Page extract –

Uncategorized
Crypto’s Compliance Conundrum

As Bitcoin continues to rise and institutional investors pour over $20 billion into crypto ETFs, a fundamental shift is occurring in digital asset markets. The appointment of Paul Atkins as SEC Chair, known for favoring market-driven solutions over heavy-handed enforcement, has fueled optimism that crypto can finally balance innovation with regulation.
But the crypto industry faces a stark choice that no amount of regulatory flexibility can overcome: either sacrifice the unlimited programmability that makes these systems revolutionary, or accept that their compliance from an anti-money laundering regulation perspective cannot be fully automated or built into the system. This isn’t a temporary technological limitation about one system or another – it’s as fundamental as the laws of mathematics.
Automating Market Integrity
To begin to see why, we can think about an economy where shells are money. If we pass a law that nobody can transact more than 10 times per day or hold more than 10% of the shells, we have an enforcement problem. How do we know who holds which shells when? Information asymmetry stymies compliance and compliance devolves to a surveillance challenge.
Blockchain technology solves that problem. If everyone sees where all the shells are all the time, then enforcement works. We can build compliance into a system and deny banned transactions. Here, the transparency from the blockchain enables automated compliance.
But the long-held premise of Web3 is to automate stock exchanges and myriad complex interactions. Doing so requires moving beyond shells to a system where users create their own assets and upload their own programs. And permissionless access to publish these complex programs causes trouble for users who may be exposed to malicious programs or scams, the system which may face congestion, and regulators who care about preventing financial crimes.

Instruction 1 – From the crypto compliance article, repeat the passage that opens with the words containing "As Bitcoin continues" and closes with "innovation with regulation.".
Instruction 2 –
Answer these questions from the crypto compliance article:
(a) Who was appointed SEC Chair?
(b) How much have institutional investors poured into crypto ETFs?
(c) In the shell economy example, what share of the shells does the proposed law forbid anyone to exceed?

Collected material –
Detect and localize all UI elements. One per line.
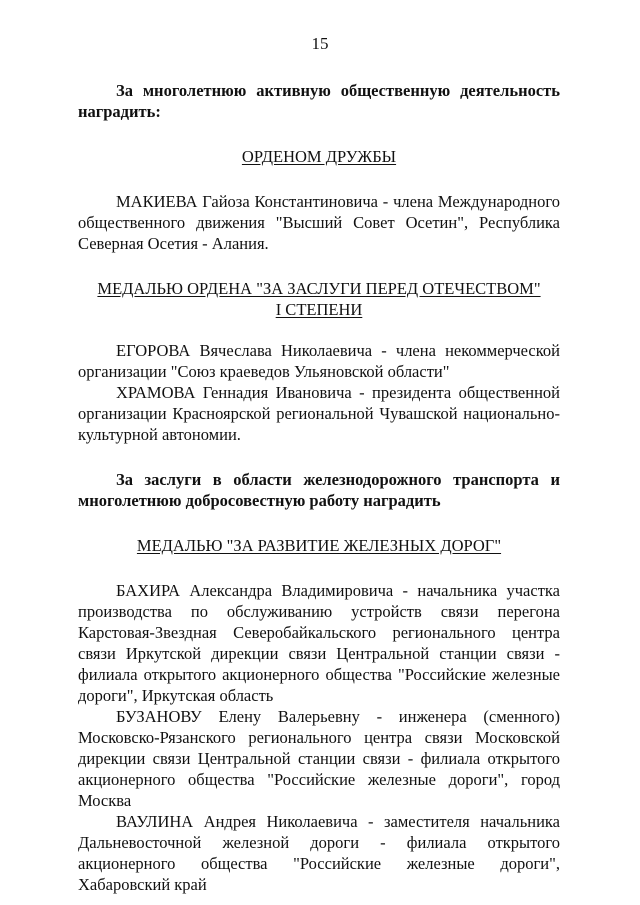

Right answer 1 –
As Bitcoin continues to rise and institutional investors pour over $20 billion into crypto ETFs, a fundamental shift is occurring in digital asset markets. The appointment of Paul Atkins as SEC Chair, known for favoring market-driven solutions over heavy-handed enforcement, has fueled optimism that crypto can finally balance innovation with regulation.

Right answer 2 –
(a) Paul Atkins
(b) Over $20 billion
(c) 10%